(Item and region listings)
BEGIN

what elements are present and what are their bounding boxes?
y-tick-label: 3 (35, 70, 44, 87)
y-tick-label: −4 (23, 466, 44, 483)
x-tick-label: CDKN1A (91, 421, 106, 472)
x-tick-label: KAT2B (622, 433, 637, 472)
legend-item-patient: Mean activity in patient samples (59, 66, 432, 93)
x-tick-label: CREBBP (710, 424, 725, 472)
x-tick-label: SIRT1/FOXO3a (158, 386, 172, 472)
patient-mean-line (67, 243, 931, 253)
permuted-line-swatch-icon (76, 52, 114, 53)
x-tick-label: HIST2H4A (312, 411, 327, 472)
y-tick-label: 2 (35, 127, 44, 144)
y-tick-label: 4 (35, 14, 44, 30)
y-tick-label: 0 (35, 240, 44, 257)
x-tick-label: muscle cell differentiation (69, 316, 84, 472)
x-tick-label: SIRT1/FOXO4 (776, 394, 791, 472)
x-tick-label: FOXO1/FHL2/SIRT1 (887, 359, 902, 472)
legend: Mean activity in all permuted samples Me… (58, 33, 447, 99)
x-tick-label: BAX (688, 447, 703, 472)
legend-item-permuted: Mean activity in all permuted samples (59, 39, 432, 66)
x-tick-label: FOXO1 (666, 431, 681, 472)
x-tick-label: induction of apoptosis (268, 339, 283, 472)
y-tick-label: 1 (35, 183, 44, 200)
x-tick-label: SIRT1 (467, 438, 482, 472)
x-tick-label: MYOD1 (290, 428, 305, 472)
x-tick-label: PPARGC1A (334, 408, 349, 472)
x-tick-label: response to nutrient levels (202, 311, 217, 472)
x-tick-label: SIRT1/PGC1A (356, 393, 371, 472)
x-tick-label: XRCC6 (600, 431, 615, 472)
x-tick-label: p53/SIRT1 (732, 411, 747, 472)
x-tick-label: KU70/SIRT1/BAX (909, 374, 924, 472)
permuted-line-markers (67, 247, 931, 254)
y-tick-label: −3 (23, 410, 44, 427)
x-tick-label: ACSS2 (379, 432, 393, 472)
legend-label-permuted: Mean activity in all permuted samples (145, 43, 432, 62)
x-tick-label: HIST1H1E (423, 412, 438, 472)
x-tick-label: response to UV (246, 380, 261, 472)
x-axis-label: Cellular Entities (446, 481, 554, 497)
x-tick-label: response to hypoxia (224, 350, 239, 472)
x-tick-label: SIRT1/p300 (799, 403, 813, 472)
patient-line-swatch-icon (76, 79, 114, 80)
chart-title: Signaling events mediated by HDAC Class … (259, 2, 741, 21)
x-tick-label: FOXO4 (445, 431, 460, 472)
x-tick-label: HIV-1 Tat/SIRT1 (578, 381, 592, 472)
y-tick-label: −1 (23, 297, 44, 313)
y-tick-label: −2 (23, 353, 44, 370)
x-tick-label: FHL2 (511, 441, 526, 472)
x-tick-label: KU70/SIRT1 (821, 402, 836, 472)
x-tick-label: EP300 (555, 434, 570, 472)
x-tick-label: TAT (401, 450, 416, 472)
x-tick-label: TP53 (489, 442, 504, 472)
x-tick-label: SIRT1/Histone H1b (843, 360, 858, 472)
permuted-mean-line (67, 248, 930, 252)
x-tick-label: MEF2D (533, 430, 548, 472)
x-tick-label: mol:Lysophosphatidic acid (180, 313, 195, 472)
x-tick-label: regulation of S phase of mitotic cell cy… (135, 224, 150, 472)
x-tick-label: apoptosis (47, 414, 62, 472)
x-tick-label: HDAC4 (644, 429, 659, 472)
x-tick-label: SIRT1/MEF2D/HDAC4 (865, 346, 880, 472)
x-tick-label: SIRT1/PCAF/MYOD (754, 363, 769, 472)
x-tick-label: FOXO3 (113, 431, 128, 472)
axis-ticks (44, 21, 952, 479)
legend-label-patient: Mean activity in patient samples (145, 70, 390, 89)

END

[AIM] Copy out the lines running from the start of the items through the line that contains "x-tick-label: SIRT1/FOXO3a (158, 386, 172, 472)", including both ends.

[OUTPUT OF THE EXERCISE]
what elements are present and what are their bounding boxes?
y-tick-label: 3 (35, 70, 44, 87)
y-tick-label: −4 (23, 466, 44, 483)
x-tick-label: CDKN1A (91, 421, 106, 472)
x-tick-label: KAT2B (622, 433, 637, 472)
legend-item-patient: Mean activity in patient samples (59, 66, 432, 93)
x-tick-label: CREBBP (710, 424, 725, 472)
x-tick-label: SIRT1/FOXO3a (158, 386, 172, 472)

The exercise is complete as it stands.